**The exercise**.
Write every entry out again exactly, please, and skip the pictures.

**Entries supplied**.
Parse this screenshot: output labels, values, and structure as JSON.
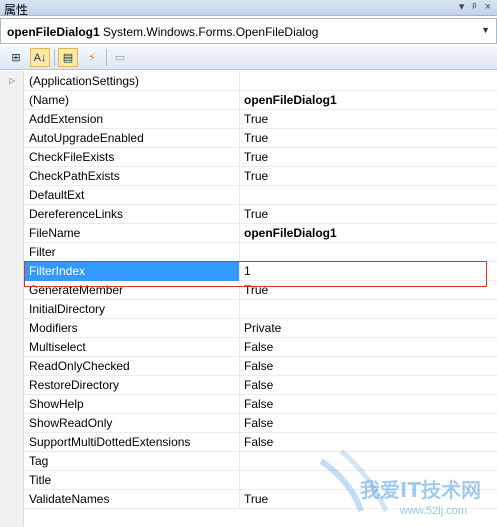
{
  "window": {
    "title": "属性",
    "title_buttons": [
      "▾",
      "ᵖ",
      "×"
    ]
  },
  "selector": {
    "object_name": "openFileDialog1",
    "object_type": "System.Windows.Forms.OpenFileDialog"
  },
  "toolbar": {
    "buttons": [
      {
        "name": "categorized-button",
        "glyph": "⊞"
      },
      {
        "name": "alphabetical-button",
        "glyph": "A↓"
      },
      {
        "name": "properties-button",
        "glyph": "▤"
      },
      {
        "name": "events-button",
        "glyph": "⚡"
      },
      {
        "name": "property-pages-button",
        "glyph": "▭"
      }
    ]
  },
  "properties": [
    {
      "name": "(ApplicationSettings)",
      "value": "",
      "bold": false,
      "expandable": true
    },
    {
      "name": "(Name)",
      "value": "openFileDialog1",
      "bold": true
    },
    {
      "name": "AddExtension",
      "value": "True",
      "bold": false
    },
    {
      "name": "AutoUpgradeEnabled",
      "value": "True",
      "bold": false
    },
    {
      "name": "CheckFileExists",
      "value": "True",
      "bold": false
    },
    {
      "name": "CheckPathExists",
      "value": "True",
      "bold": false
    },
    {
      "name": "DefaultExt",
      "value": "",
      "bold": false
    },
    {
      "name": "DereferenceLinks",
      "value": "True",
      "bold": false
    },
    {
      "name": "FileName",
      "value": "openFileDialog1",
      "bold": true
    },
    {
      "name": "Filter",
      "value": "",
      "bold": false
    },
    {
      "name": "FilterIndex",
      "value": "1",
      "bold": false,
      "selected": true
    },
    {
      "name": "GenerateMember",
      "value": "True",
      "bold": false
    },
    {
      "name": "InitialDirectory",
      "value": "",
      "bold": false
    },
    {
      "name": "Modifiers",
      "value": "Private",
      "bold": false
    },
    {
      "name": "Multiselect",
      "value": "False",
      "bold": false
    },
    {
      "name": "ReadOnlyChecked",
      "value": "False",
      "bold": false
    },
    {
      "name": "RestoreDirectory",
      "value": "False",
      "bold": false
    },
    {
      "name": "ShowHelp",
      "value": "False",
      "bold": false
    },
    {
      "name": "ShowReadOnly",
      "value": "False",
      "bold": false
    },
    {
      "name": "SupportMultiDottedExtensions",
      "value": "False",
      "bold": false
    },
    {
      "name": "Tag",
      "value": "",
      "bold": false
    },
    {
      "name": "Title",
      "value": "",
      "bold": false
    },
    {
      "name": "ValidateNames",
      "value": "True",
      "bold": false
    }
  ],
  "watermark": {
    "text": "我爱IT技术网",
    "url": "www.52ij.com"
  },
  "colors": {
    "selection": "#3399ff",
    "highlight_border": "#d9342b",
    "watermark": "#5aa0dc"
  }
}
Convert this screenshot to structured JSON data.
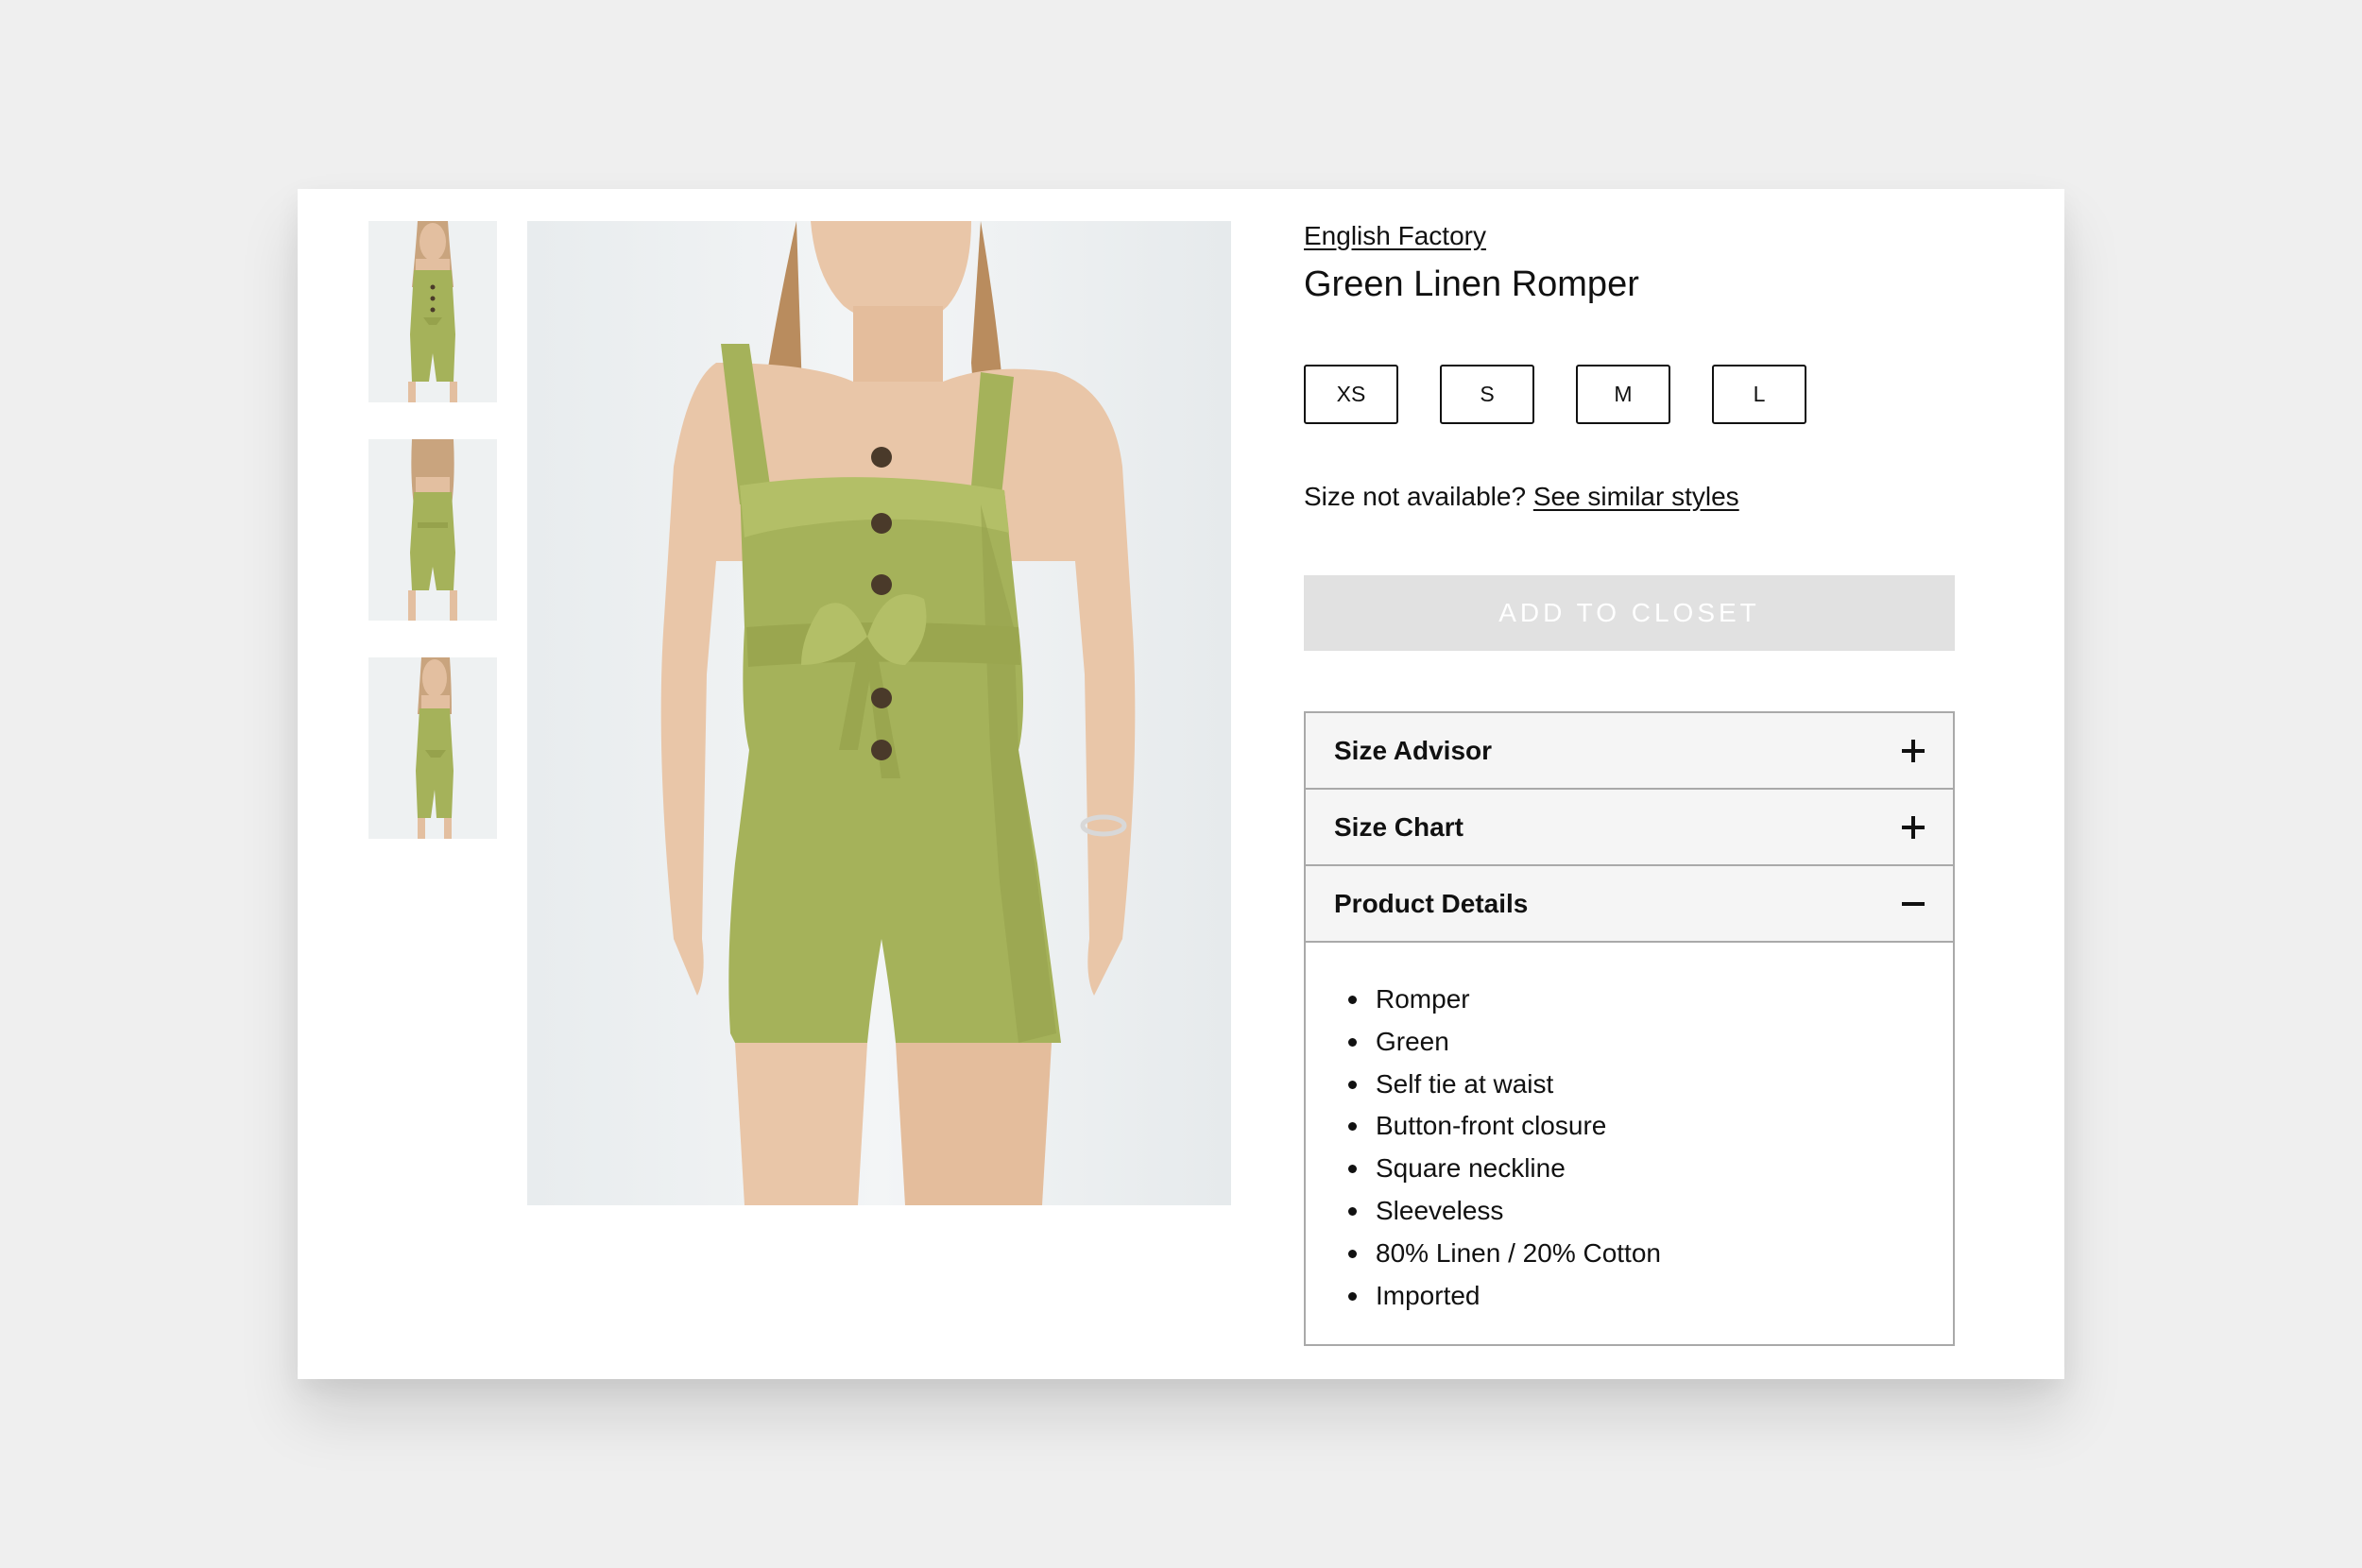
{
  "product": {
    "brand": "English Factory",
    "title": "Green Linen Romper",
    "color_hex": "#a5b25a"
  },
  "gallery": {
    "thumbnails": [
      {
        "icon": "romper-front-thumbnail"
      },
      {
        "icon": "romper-back-thumbnail"
      },
      {
        "icon": "romper-side-thumbnail"
      }
    ],
    "main_image_icon": "romper-model-photo"
  },
  "sizes": [
    "XS",
    "S",
    "M",
    "L"
  ],
  "size_note": {
    "text": "Size not available?",
    "link": "See similar styles"
  },
  "add_button": {
    "label": "ADD TO CLOSET",
    "state": "disabled"
  },
  "accordion": [
    {
      "label": "Size Advisor",
      "expanded": false,
      "icon": "plus-icon"
    },
    {
      "label": "Size Chart",
      "expanded": false,
      "icon": "plus-icon"
    },
    {
      "label": "Product Details",
      "expanded": true,
      "icon": "minus-icon"
    }
  ],
  "details": [
    "Romper",
    "Green",
    "Self tie at waist",
    "Button-front closure",
    "Square neckline",
    "Sleeveless",
    "80% Linen / 20% Cotton",
    "Imported"
  ],
  "colors": {
    "background": "#efefef",
    "button_disabled": "#e1e1e1",
    "accordion_header": "#f5f5f5",
    "border": "#a9a9a9"
  }
}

**Task response**.
Parse this screenshot: output labels, values, and structure as JSON.
{
  "window": {
    "title": "属性",
    "title_buttons": [
      "▾",
      "ᵖ",
      "×"
    ]
  },
  "selector": {
    "object_name": "openFileDialog1",
    "object_type": "System.Windows.Forms.OpenFileDialog"
  },
  "toolbar": {
    "buttons": [
      {
        "name": "categorized-button",
        "glyph": "⊞"
      },
      {
        "name": "alphabetical-button",
        "glyph": "A↓"
      },
      {
        "name": "properties-button",
        "glyph": "▤"
      },
      {
        "name": "events-button",
        "glyph": "⚡"
      },
      {
        "name": "property-pages-button",
        "glyph": "▭"
      }
    ]
  },
  "properties": [
    {
      "name": "(ApplicationSettings)",
      "value": "",
      "bold": false,
      "expandable": true
    },
    {
      "name": "(Name)",
      "value": "openFileDialog1",
      "bold": true
    },
    {
      "name": "AddExtension",
      "value": "True",
      "bold": false
    },
    {
      "name": "AutoUpgradeEnabled",
      "value": "True",
      "bold": false
    },
    {
      "name": "CheckFileExists",
      "value": "True",
      "bold": false
    },
    {
      "name": "CheckPathExists",
      "value": "True",
      "bold": false
    },
    {
      "name": "DefaultExt",
      "value": "",
      "bold": false
    },
    {
      "name": "DereferenceLinks",
      "value": "True",
      "bold": false
    },
    {
      "name": "FileName",
      "value": "openFileDialog1",
      "bold": true
    },
    {
      "name": "Filter",
      "value": "",
      "bold": false
    },
    {
      "name": "FilterIndex",
      "value": "1",
      "bold": false,
      "selected": true
    },
    {
      "name": "GenerateMember",
      "value": "True",
      "bold": false
    },
    {
      "name": "InitialDirectory",
      "value": "",
      "bold": false
    },
    {
      "name": "Modifiers",
      "value": "Private",
      "bold": false
    },
    {
      "name": "Multiselect",
      "value": "False",
      "bold": false
    },
    {
      "name": "ReadOnlyChecked",
      "value": "False",
      "bold": false
    },
    {
      "name": "RestoreDirectory",
      "value": "False",
      "bold": false
    },
    {
      "name": "ShowHelp",
      "value": "False",
      "bold": false
    },
    {
      "name": "ShowReadOnly",
      "value": "False",
      "bold": false
    },
    {
      "name": "SupportMultiDottedExtensions",
      "value": "False",
      "bold": false
    },
    {
      "name": "Tag",
      "value": "",
      "bold": false
    },
    {
      "name": "Title",
      "value": "",
      "bold": false
    },
    {
      "name": "ValidateNames",
      "value": "True",
      "bold": false
    }
  ],
  "watermark": {
    "text": "我爱IT技术网",
    "url": "www.52ij.com"
  },
  "colors": {
    "selection": "#3399ff",
    "highlight_border": "#d9342b",
    "watermark": "#5aa0dc"
  }
}
Convert this screenshot to structured JSON data.
{
  "product": {
    "brand": "English Factory",
    "title": "Green Linen Romper",
    "color_hex": "#a5b25a"
  },
  "gallery": {
    "thumbnails": [
      {
        "icon": "romper-front-thumbnail"
      },
      {
        "icon": "romper-back-thumbnail"
      },
      {
        "icon": "romper-side-thumbnail"
      }
    ],
    "main_image_icon": "romper-model-photo"
  },
  "sizes": [
    "XS",
    "S",
    "M",
    "L"
  ],
  "size_note": {
    "text": "Size not available?",
    "link": "See similar styles"
  },
  "add_button": {
    "label": "ADD TO CLOSET",
    "state": "disabled"
  },
  "accordion": [
    {
      "label": "Size Advisor",
      "expanded": false,
      "icon": "plus-icon"
    },
    {
      "label": "Size Chart",
      "expanded": false,
      "icon": "plus-icon"
    },
    {
      "label": "Product Details",
      "expanded": true,
      "icon": "minus-icon"
    }
  ],
  "details": [
    "Romper",
    "Green",
    "Self tie at waist",
    "Button-front closure",
    "Square neckline",
    "Sleeveless",
    "80% Linen / 20% Cotton",
    "Imported"
  ],
  "colors": {
    "background": "#efefef",
    "button_disabled": "#e1e1e1",
    "accordion_header": "#f5f5f5",
    "border": "#a9a9a9"
  }
}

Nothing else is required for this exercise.